The exercise:
Wherever the word "name" appears in the entries, copy the whole line.

Task inputs:
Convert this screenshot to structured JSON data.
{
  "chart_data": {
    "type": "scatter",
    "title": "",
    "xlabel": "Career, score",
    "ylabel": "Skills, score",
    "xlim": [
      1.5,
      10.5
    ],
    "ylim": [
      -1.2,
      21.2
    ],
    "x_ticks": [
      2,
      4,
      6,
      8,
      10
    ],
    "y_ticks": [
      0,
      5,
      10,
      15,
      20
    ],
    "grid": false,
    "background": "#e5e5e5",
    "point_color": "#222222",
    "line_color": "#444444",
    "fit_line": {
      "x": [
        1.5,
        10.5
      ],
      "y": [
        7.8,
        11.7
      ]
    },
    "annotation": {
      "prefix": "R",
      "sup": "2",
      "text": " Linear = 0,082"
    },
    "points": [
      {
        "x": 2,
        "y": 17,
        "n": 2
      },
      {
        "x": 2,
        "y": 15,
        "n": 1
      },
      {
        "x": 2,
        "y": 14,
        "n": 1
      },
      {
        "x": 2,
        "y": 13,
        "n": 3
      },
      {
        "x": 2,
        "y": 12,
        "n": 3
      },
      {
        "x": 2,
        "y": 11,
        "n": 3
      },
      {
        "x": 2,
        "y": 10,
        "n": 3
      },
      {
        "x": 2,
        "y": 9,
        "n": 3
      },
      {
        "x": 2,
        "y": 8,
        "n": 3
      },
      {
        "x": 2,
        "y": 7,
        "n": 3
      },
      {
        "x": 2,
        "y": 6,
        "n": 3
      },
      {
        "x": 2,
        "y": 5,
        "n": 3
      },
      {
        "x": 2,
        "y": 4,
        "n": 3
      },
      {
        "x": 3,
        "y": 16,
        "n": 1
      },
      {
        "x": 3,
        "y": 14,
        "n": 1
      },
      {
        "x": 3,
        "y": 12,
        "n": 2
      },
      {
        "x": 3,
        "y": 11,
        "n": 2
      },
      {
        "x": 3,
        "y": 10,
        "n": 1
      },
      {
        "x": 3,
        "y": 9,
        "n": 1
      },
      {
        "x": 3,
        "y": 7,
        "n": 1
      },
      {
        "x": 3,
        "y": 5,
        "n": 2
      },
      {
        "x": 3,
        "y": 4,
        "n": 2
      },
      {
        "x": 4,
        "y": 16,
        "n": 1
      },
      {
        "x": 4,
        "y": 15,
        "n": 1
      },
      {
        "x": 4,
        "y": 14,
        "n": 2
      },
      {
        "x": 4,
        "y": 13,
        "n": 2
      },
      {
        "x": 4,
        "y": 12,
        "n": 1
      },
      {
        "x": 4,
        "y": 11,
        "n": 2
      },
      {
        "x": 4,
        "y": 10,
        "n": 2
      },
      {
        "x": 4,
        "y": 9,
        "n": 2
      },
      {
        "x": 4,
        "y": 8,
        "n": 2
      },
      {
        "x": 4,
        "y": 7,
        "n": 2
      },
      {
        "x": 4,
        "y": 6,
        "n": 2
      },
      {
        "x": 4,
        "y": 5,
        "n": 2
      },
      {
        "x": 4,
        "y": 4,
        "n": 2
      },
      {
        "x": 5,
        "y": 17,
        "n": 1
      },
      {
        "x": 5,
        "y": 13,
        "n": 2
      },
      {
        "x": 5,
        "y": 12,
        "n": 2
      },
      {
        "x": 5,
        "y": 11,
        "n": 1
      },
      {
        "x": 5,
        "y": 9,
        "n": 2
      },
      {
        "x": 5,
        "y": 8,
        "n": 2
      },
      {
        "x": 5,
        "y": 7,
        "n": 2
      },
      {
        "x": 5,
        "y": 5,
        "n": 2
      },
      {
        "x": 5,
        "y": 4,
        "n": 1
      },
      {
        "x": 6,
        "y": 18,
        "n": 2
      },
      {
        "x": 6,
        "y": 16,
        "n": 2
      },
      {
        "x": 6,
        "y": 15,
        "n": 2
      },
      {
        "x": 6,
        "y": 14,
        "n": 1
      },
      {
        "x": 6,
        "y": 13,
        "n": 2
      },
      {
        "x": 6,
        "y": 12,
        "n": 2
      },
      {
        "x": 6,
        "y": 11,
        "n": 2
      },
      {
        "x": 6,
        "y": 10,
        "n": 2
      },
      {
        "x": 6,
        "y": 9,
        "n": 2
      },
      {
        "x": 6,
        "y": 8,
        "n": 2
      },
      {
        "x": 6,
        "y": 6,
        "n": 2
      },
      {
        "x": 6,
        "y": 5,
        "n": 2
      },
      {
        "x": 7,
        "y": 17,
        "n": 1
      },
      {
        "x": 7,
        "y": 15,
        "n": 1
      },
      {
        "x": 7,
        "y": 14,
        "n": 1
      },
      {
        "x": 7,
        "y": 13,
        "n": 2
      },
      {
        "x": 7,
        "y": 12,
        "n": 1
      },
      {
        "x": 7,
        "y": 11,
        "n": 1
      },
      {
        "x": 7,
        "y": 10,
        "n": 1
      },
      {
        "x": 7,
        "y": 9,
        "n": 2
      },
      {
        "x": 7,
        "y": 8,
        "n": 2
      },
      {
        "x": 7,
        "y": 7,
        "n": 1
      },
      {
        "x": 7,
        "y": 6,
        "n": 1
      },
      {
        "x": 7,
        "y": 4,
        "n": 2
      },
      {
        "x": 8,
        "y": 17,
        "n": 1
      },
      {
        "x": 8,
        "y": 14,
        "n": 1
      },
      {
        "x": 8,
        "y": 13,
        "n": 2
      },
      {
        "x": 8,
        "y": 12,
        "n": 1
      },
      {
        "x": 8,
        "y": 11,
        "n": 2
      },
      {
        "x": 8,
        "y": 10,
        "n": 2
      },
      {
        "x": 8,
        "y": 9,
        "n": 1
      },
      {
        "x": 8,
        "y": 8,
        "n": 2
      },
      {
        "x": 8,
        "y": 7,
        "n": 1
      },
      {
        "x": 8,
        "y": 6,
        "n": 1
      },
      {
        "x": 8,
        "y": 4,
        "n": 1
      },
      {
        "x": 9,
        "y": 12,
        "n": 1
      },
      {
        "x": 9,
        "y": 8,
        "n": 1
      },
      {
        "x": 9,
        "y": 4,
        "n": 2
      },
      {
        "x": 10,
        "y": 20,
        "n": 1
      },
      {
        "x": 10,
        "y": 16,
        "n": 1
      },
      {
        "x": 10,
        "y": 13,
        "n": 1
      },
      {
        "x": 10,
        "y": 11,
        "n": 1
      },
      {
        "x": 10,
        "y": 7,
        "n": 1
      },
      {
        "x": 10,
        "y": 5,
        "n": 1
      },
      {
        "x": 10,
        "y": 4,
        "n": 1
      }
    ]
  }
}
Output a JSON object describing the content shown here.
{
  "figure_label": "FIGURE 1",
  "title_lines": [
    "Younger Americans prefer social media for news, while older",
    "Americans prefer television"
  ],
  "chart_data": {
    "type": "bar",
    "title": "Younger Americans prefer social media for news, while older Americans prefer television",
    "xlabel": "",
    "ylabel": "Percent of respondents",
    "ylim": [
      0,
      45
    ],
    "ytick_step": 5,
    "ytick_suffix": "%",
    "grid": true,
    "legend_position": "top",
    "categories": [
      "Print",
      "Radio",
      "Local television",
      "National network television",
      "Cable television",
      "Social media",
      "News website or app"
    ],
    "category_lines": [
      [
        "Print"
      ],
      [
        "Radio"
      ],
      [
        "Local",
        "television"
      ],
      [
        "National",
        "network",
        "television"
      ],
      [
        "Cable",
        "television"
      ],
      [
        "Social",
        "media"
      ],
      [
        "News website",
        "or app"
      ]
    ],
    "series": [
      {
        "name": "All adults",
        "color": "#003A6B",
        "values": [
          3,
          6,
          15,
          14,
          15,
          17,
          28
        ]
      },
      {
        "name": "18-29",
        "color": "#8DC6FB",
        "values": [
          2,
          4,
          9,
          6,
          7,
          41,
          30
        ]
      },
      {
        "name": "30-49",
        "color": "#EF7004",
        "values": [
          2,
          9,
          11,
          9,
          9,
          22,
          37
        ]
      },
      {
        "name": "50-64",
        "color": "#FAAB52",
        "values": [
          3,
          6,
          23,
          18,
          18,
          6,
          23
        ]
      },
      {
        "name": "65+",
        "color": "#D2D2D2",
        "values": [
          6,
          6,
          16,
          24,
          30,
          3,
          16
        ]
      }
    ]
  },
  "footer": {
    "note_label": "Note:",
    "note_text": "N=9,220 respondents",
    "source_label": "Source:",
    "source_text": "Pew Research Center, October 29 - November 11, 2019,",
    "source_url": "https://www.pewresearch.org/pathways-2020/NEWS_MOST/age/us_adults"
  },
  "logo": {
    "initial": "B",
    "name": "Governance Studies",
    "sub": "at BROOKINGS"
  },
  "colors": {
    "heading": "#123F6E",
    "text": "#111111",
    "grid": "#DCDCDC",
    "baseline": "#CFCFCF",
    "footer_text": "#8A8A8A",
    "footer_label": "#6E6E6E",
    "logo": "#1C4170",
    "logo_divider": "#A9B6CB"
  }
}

Response:
        "name": "All adults",
        "name": "18-29",
        "name": "30-49",
        "name": "50-64",
        "name": "65+",
    "name": "Governance Studies",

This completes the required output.